What the task requires: Find every line with the word "stability" and give their count, nothing else.

··· Data section ···

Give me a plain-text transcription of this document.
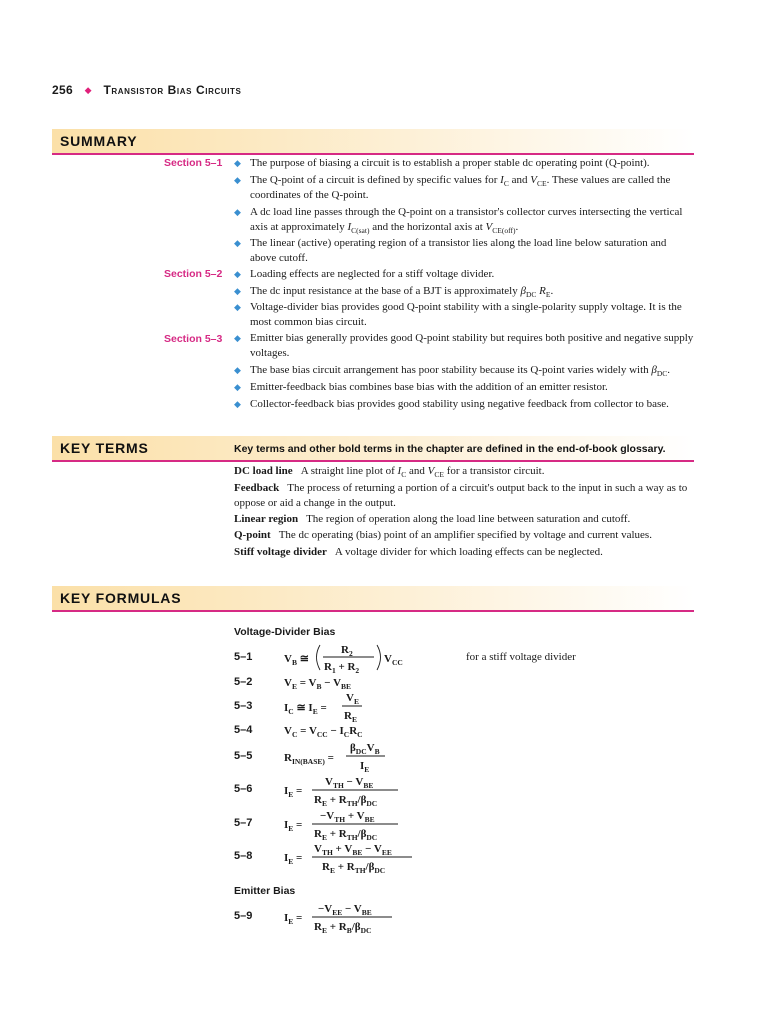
256 ◆ Transistor Bias Circuits
SUMMARY
Section 5–1 ◆ The purpose of biasing a circuit is to establish a proper stable dc operating point (Q-point).
◆ The Q-point of a circuit is defined by specific values for $I_C$ and $V_{CE}$. These values are called the coordinates of the Q-point.
◆ A dc load line passes through the Q-point on a transistor's collector curves intersecting the vertical axis at approximately $I_{C(sat)}$ and the horizontal axis at $V_{CE(off)}$.
◆ The linear (active) operating region of a transistor lies along the load line below saturation and above cutoff.
Section 5–2 ◆ Loading effects are neglected for a stiff voltage divider.
◆ The dc input resistance at the base of a BJT is approximately $\beta_{DC}$ $R_E$.
◆ Voltage-divider bias provides good Q-point stability with a single-polarity supply voltage. It is the most common bias circuit.
Section 5–3 ◆ Emitter bias generally provides good Q-point stability but requires both positive and negative supply voltages.
◆ The base bias circuit arrangement has poor stability because its Q-point varies widely with $\beta_{DC}$.
◆ Emitter-feedback bias combines base bias with the addition of an emitter resistor.
◆ Collector-feedback bias provides good stability using negative feedback from collector to base.
KEY TERMS	Key terms and other bold terms in the chapter are defined in the end-of-book glossary.
DC load line A straight line plot of $I_C$ and $V_{CE}$ for a transistor circuit.
Feedback The process of returning a portion of a circuit's output back to the input in such a way as to oppose or aid a change in the output.
Linear region The region of operation along the load line between saturation and cutoff.
Q-point The dc operating (bias) point of an amplifier specified by voltage and current values.
Stiff voltage divider A voltage divider for which loading effects can be neglected.
KEY FORMULAS
Voltage-Divider Bias
5–1	$V_B$ ≅
$R_2$
$R_1 + R_2$
$V_{CC}$	for a stiff voltage divider
5–2	$V_E = V_B - V_{BE}$
5–3	$I_C$ ≅ $I_E$ =
$V_E$
$R_E$
5–4	$V_C = V_{CC} - I_CR_C$
5–5	$R_{IN(BASE)}$ =
$\beta_{DC}V_B$
$I_E$
5–6	$I_E$ =
$V_{TH} - V_{BE}$
$R_E + R_{TH}/\beta_{DC}$
5–7	$I_E$ =
$-V_{TH} + V_{BE}$
$R_E + R_{TH}/\beta_{DC}$
5–8	$I_E$ =
$V_{TH} + V_{BE} - V_{EE}$
$R_E + R_{TH}/\beta_{DC}$
Emitter Bias
5–9	$I_E$ =
$-V_{EE} - V_{BE}$
$R_E + R_B/\beta_{DC}$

···

Output: 4